╔══
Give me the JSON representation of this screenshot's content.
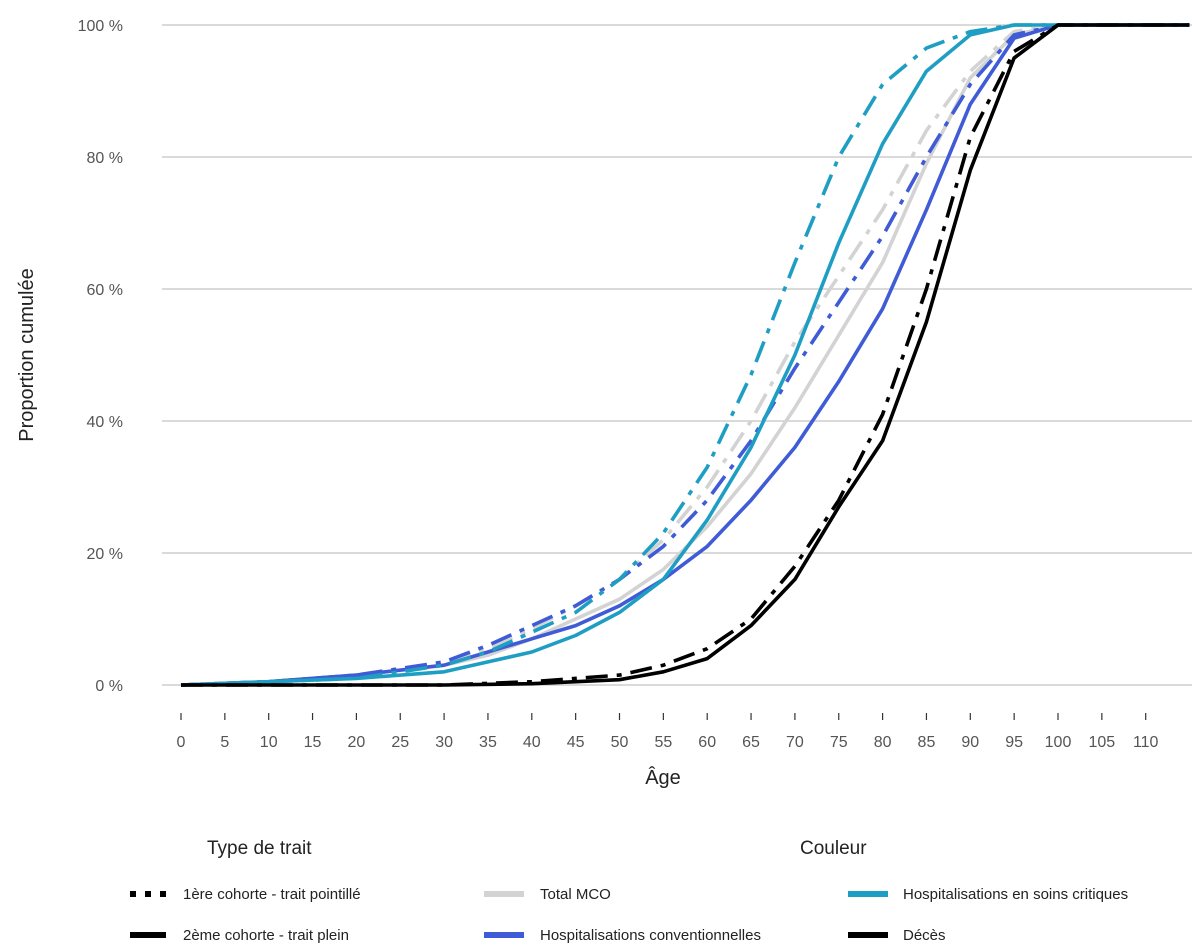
{
  "chart_data": {
    "type": "line",
    "xlabel": "Âge",
    "ylabel": "Proportion cumulée",
    "xlim": [
      0,
      115
    ],
    "ylim": [
      0,
      100
    ],
    "x_ticks": [
      0,
      5,
      10,
      15,
      20,
      25,
      30,
      35,
      40,
      45,
      50,
      55,
      60,
      65,
      70,
      75,
      80,
      85,
      90,
      95,
      100,
      105,
      110
    ],
    "y_ticks": [
      0,
      20,
      40,
      60,
      80,
      100
    ],
    "y_tick_labels": [
      "0 %",
      "20 %",
      "40 %",
      "60 %",
      "80 %",
      "100 %"
    ],
    "grid": "horizontal major",
    "legend_position": "bottom",
    "legend_linetype": {
      "title": "Type de trait",
      "entries": [
        {
          "label": "1ère cohorte - trait pointillé",
          "dash": "dotted"
        },
        {
          "label": "2ème cohorte - trait plein",
          "dash": "solid"
        }
      ]
    },
    "legend_color": {
      "title": "Couleur",
      "entries": [
        {
          "label": "Total MCO",
          "color": "#d3d3d3"
        },
        {
          "label": "Hospitalisations conventionnelles",
          "color": "#3f5bd6"
        },
        {
          "label": "Hospitalisations en soins critiques",
          "color": "#1f9ec4"
        },
        {
          "label": "Décès",
          "color": "#000000"
        }
      ]
    },
    "series": [
      {
        "group": "Total MCO",
        "cohort": 1,
        "color": "#d3d3d3",
        "dash": "dashdot",
        "x": [
          0,
          10,
          20,
          30,
          35,
          40,
          45,
          50,
          55,
          60,
          65,
          70,
          75,
          80,
          85,
          90,
          95,
          100,
          115
        ],
        "y": [
          0,
          0.5,
          1.5,
          3.5,
          5.5,
          8.5,
          12,
          16,
          22,
          30,
          40,
          52,
          62,
          72,
          84,
          93,
          99,
          100,
          100
        ]
      },
      {
        "group": "Total MCO",
        "cohort": 2,
        "color": "#d3d3d3",
        "dash": "solid",
        "x": [
          0,
          10,
          20,
          30,
          35,
          40,
          45,
          50,
          55,
          60,
          65,
          70,
          75,
          80,
          85,
          90,
          95,
          100,
          115
        ],
        "y": [
          0,
          0.5,
          1.5,
          3,
          4.5,
          7,
          10,
          13,
          17.5,
          24,
          32,
          42,
          53,
          64,
          79,
          92,
          98.5,
          100,
          100
        ]
      },
      {
        "group": "Hospitalisations conventionnelles",
        "cohort": 1,
        "color": "#3f5bd6",
        "dash": "dashdot",
        "x": [
          0,
          10,
          20,
          30,
          35,
          40,
          45,
          50,
          55,
          60,
          65,
          70,
          75,
          80,
          85,
          90,
          95,
          100,
          115
        ],
        "y": [
          0,
          0.5,
          1.5,
          3.5,
          6,
          9,
          12,
          16,
          21,
          28,
          37,
          48,
          58,
          68,
          80,
          91,
          98.5,
          100,
          100
        ]
      },
      {
        "group": "Hospitalisations conventionnelles",
        "cohort": 2,
        "color": "#3f5bd6",
        "dash": "solid",
        "x": [
          0,
          10,
          20,
          30,
          35,
          40,
          45,
          50,
          55,
          60,
          65,
          70,
          75,
          80,
          85,
          90,
          95,
          100,
          115
        ],
        "y": [
          0,
          0.5,
          1.5,
          3,
          5,
          7,
          9,
          12,
          16,
          21,
          28,
          36,
          46,
          57,
          72,
          88,
          98,
          100,
          100
        ]
      },
      {
        "group": "Hospitalisations en soins critiques",
        "cohort": 1,
        "color": "#1f9ec4",
        "dash": "dashdot",
        "x": [
          0,
          10,
          20,
          30,
          35,
          40,
          45,
          50,
          55,
          60,
          65,
          70,
          75,
          80,
          85,
          90,
          95,
          100,
          115
        ],
        "y": [
          0,
          0.5,
          1,
          3,
          5,
          8,
          11,
          16,
          23,
          33,
          47,
          64,
          80,
          91,
          96.5,
          99,
          100,
          100,
          100
        ]
      },
      {
        "group": "Hospitalisations en soins critiques",
        "cohort": 2,
        "color": "#1f9ec4",
        "dash": "solid",
        "x": [
          0,
          10,
          20,
          30,
          35,
          40,
          45,
          50,
          55,
          60,
          65,
          70,
          75,
          80,
          85,
          90,
          95,
          100,
          115
        ],
        "y": [
          0,
          0.5,
          1,
          2,
          3.5,
          5,
          7.5,
          11,
          16,
          25,
          36,
          50,
          67,
          82,
          93,
          98.5,
          100,
          100,
          100
        ]
      },
      {
        "group": "Décès",
        "cohort": 1,
        "color": "#000000",
        "dash": "dashdot",
        "x": [
          0,
          10,
          20,
          30,
          40,
          50,
          55,
          60,
          65,
          70,
          75,
          80,
          85,
          90,
          95,
          100,
          115
        ],
        "y": [
          0,
          0,
          0,
          0,
          0.5,
          1.5,
          3,
          5.5,
          10,
          18,
          28,
          41,
          60,
          83,
          96,
          100,
          100
        ]
      },
      {
        "group": "Décès",
        "cohort": 2,
        "color": "#000000",
        "dash": "solid",
        "x": [
          0,
          10,
          20,
          30,
          40,
          50,
          55,
          60,
          65,
          70,
          75,
          80,
          85,
          90,
          95,
          100,
          115
        ],
        "y": [
          0,
          0,
          0,
          0,
          0.2,
          0.8,
          2,
          4,
          9,
          16,
          27,
          37,
          55,
          78,
          95,
          100,
          100
        ]
      }
    ]
  }
}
╚══
*THE EXERCISE*. Quote every record above exactly, leaving out any pictures.

*RESPONSE TO THE EXERCISE*.
Give me the JSON representation of this screenshot's content.
{
  "chart_data": {
    "type": "line",
    "xlabel": "Âge",
    "ylabel": "Proportion cumulée",
    "xlim": [
      0,
      115
    ],
    "ylim": [
      0,
      100
    ],
    "x_ticks": [
      0,
      5,
      10,
      15,
      20,
      25,
      30,
      35,
      40,
      45,
      50,
      55,
      60,
      65,
      70,
      75,
      80,
      85,
      90,
      95,
      100,
      105,
      110
    ],
    "y_ticks": [
      0,
      20,
      40,
      60,
      80,
      100
    ],
    "y_tick_labels": [
      "0 %",
      "20 %",
      "40 %",
      "60 %",
      "80 %",
      "100 %"
    ],
    "grid": "horizontal major",
    "legend_position": "bottom",
    "legend_linetype": {
      "title": "Type de trait",
      "entries": [
        {
          "label": "1ère cohorte - trait pointillé",
          "dash": "dotted"
        },
        {
          "label": "2ème cohorte - trait plein",
          "dash": "solid"
        }
      ]
    },
    "legend_color": {
      "title": "Couleur",
      "entries": [
        {
          "label": "Total MCO",
          "color": "#d3d3d3"
        },
        {
          "label": "Hospitalisations conventionnelles",
          "color": "#3f5bd6"
        },
        {
          "label": "Hospitalisations en soins critiques",
          "color": "#1f9ec4"
        },
        {
          "label": "Décès",
          "color": "#000000"
        }
      ]
    },
    "series": [
      {
        "group": "Total MCO",
        "cohort": 1,
        "color": "#d3d3d3",
        "dash": "dashdot",
        "x": [
          0,
          10,
          20,
          30,
          35,
          40,
          45,
          50,
          55,
          60,
          65,
          70,
          75,
          80,
          85,
          90,
          95,
          100,
          115
        ],
        "y": [
          0,
          0.5,
          1.5,
          3.5,
          5.5,
          8.5,
          12,
          16,
          22,
          30,
          40,
          52,
          62,
          72,
          84,
          93,
          99,
          100,
          100
        ]
      },
      {
        "group": "Total MCO",
        "cohort": 2,
        "color": "#d3d3d3",
        "dash": "solid",
        "x": [
          0,
          10,
          20,
          30,
          35,
          40,
          45,
          50,
          55,
          60,
          65,
          70,
          75,
          80,
          85,
          90,
          95,
          100,
          115
        ],
        "y": [
          0,
          0.5,
          1.5,
          3,
          4.5,
          7,
          10,
          13,
          17.5,
          24,
          32,
          42,
          53,
          64,
          79,
          92,
          98.5,
          100,
          100
        ]
      },
      {
        "group": "Hospitalisations conventionnelles",
        "cohort": 1,
        "color": "#3f5bd6",
        "dash": "dashdot",
        "x": [
          0,
          10,
          20,
          30,
          35,
          40,
          45,
          50,
          55,
          60,
          65,
          70,
          75,
          80,
          85,
          90,
          95,
          100,
          115
        ],
        "y": [
          0,
          0.5,
          1.5,
          3.5,
          6,
          9,
          12,
          16,
          21,
          28,
          37,
          48,
          58,
          68,
          80,
          91,
          98.5,
          100,
          100
        ]
      },
      {
        "group": "Hospitalisations conventionnelles",
        "cohort": 2,
        "color": "#3f5bd6",
        "dash": "solid",
        "x": [
          0,
          10,
          20,
          30,
          35,
          40,
          45,
          50,
          55,
          60,
          65,
          70,
          75,
          80,
          85,
          90,
          95,
          100,
          115
        ],
        "y": [
          0,
          0.5,
          1.5,
          3,
          5,
          7,
          9,
          12,
          16,
          21,
          28,
          36,
          46,
          57,
          72,
          88,
          98,
          100,
          100
        ]
      },
      {
        "group": "Hospitalisations en soins critiques",
        "cohort": 1,
        "color": "#1f9ec4",
        "dash": "dashdot",
        "x": [
          0,
          10,
          20,
          30,
          35,
          40,
          45,
          50,
          55,
          60,
          65,
          70,
          75,
          80,
          85,
          90,
          95,
          100,
          115
        ],
        "y": [
          0,
          0.5,
          1,
          3,
          5,
          8,
          11,
          16,
          23,
          33,
          47,
          64,
          80,
          91,
          96.5,
          99,
          100,
          100,
          100
        ]
      },
      {
        "group": "Hospitalisations en soins critiques",
        "cohort": 2,
        "color": "#1f9ec4",
        "dash": "solid",
        "x": [
          0,
          10,
          20,
          30,
          35,
          40,
          45,
          50,
          55,
          60,
          65,
          70,
          75,
          80,
          85,
          90,
          95,
          100,
          115
        ],
        "y": [
          0,
          0.5,
          1,
          2,
          3.5,
          5,
          7.5,
          11,
          16,
          25,
          36,
          50,
          67,
          82,
          93,
          98.5,
          100,
          100,
          100
        ]
      },
      {
        "group": "Décès",
        "cohort": 1,
        "color": "#000000",
        "dash": "dashdot",
        "x": [
          0,
          10,
          20,
          30,
          40,
          50,
          55,
          60,
          65,
          70,
          75,
          80,
          85,
          90,
          95,
          100,
          115
        ],
        "y": [
          0,
          0,
          0,
          0,
          0.5,
          1.5,
          3,
          5.5,
          10,
          18,
          28,
          41,
          60,
          83,
          96,
          100,
          100
        ]
      },
      {
        "group": "Décès",
        "cohort": 2,
        "color": "#000000",
        "dash": "solid",
        "x": [
          0,
          10,
          20,
          30,
          40,
          50,
          55,
          60,
          65,
          70,
          75,
          80,
          85,
          90,
          95,
          100,
          115
        ],
        "y": [
          0,
          0,
          0,
          0,
          0.2,
          0.8,
          2,
          4,
          9,
          16,
          27,
          37,
          55,
          78,
          95,
          100,
          100
        ]
      }
    ]
  }
}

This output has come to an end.